- [Instructions for the task]: Each line of the material below that holds the word "Personal" needs to be copied.

- [Available data]:
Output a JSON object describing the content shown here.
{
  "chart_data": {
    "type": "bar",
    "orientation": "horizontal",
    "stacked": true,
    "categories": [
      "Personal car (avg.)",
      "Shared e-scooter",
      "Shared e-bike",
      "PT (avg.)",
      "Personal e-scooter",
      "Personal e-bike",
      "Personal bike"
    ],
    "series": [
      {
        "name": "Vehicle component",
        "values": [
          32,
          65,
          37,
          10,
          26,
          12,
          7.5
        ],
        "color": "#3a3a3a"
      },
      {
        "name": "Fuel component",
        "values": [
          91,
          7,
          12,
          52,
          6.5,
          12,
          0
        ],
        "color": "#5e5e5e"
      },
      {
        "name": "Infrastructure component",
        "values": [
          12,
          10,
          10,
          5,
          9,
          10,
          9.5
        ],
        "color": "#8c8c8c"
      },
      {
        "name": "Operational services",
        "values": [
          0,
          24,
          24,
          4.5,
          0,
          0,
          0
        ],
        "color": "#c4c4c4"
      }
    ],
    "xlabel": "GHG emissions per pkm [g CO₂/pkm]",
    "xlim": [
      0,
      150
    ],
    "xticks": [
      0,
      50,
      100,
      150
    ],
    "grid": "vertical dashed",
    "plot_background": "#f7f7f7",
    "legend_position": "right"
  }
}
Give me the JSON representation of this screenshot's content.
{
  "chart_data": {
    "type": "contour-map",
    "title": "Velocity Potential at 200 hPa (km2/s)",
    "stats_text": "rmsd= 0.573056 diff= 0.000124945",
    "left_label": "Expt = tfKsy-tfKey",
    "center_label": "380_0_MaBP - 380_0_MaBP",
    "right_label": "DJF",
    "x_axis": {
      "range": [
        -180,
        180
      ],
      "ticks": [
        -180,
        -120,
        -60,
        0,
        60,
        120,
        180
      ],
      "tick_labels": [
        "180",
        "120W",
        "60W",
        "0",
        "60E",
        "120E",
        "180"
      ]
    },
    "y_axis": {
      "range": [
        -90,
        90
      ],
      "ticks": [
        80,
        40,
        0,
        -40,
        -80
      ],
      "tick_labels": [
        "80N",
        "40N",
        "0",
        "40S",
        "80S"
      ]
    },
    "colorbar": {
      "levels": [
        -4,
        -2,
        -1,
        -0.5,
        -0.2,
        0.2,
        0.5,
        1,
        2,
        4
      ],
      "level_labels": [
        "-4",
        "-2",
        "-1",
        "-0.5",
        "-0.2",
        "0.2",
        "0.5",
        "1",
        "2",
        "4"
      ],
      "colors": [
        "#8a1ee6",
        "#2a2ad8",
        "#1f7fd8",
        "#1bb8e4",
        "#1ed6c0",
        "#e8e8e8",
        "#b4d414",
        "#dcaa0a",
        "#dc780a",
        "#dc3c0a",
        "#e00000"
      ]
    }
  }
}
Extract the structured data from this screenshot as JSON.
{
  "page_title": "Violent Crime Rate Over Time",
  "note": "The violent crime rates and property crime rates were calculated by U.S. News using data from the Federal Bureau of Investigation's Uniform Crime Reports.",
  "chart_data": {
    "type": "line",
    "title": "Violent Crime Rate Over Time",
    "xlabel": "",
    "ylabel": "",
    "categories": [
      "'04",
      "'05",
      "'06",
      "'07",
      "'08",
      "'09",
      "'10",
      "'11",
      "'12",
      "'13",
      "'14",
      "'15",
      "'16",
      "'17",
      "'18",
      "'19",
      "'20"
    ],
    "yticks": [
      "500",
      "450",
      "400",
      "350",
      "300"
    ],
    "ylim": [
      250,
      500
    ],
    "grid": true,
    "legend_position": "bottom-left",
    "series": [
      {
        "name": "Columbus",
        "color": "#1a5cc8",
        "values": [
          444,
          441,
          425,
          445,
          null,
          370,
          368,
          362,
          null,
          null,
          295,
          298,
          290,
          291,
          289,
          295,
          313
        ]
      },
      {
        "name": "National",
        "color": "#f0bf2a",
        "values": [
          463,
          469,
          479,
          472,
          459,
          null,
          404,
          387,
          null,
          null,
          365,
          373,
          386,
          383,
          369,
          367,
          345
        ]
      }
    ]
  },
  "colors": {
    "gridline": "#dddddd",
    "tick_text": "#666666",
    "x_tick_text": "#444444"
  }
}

- [Answer below]:
      "Personal car (avg.)",
      "Personal e-scooter",
      "Personal e-bike",
      "Personal bike"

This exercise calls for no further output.